(Stored data)
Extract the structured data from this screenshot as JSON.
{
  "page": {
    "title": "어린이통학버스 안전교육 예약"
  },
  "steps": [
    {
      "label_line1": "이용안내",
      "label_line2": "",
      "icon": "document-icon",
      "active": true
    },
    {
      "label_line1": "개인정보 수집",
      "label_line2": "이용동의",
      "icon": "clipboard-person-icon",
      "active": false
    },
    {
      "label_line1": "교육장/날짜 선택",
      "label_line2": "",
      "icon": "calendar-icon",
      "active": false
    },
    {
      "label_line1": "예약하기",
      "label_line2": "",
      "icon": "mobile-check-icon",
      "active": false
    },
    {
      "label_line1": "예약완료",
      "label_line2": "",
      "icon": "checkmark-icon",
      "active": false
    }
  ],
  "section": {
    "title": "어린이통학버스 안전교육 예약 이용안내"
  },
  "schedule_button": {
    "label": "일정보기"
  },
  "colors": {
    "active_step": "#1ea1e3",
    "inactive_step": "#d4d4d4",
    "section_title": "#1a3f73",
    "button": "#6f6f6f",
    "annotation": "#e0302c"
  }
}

- Goal -
Go through the entries and return each line where the word "안전교육" appears.

- Finished task -
    "title": "어린이통학버스 안전교육 예약"
    "title": "어린이통학버스 안전교육 예약 이용안내"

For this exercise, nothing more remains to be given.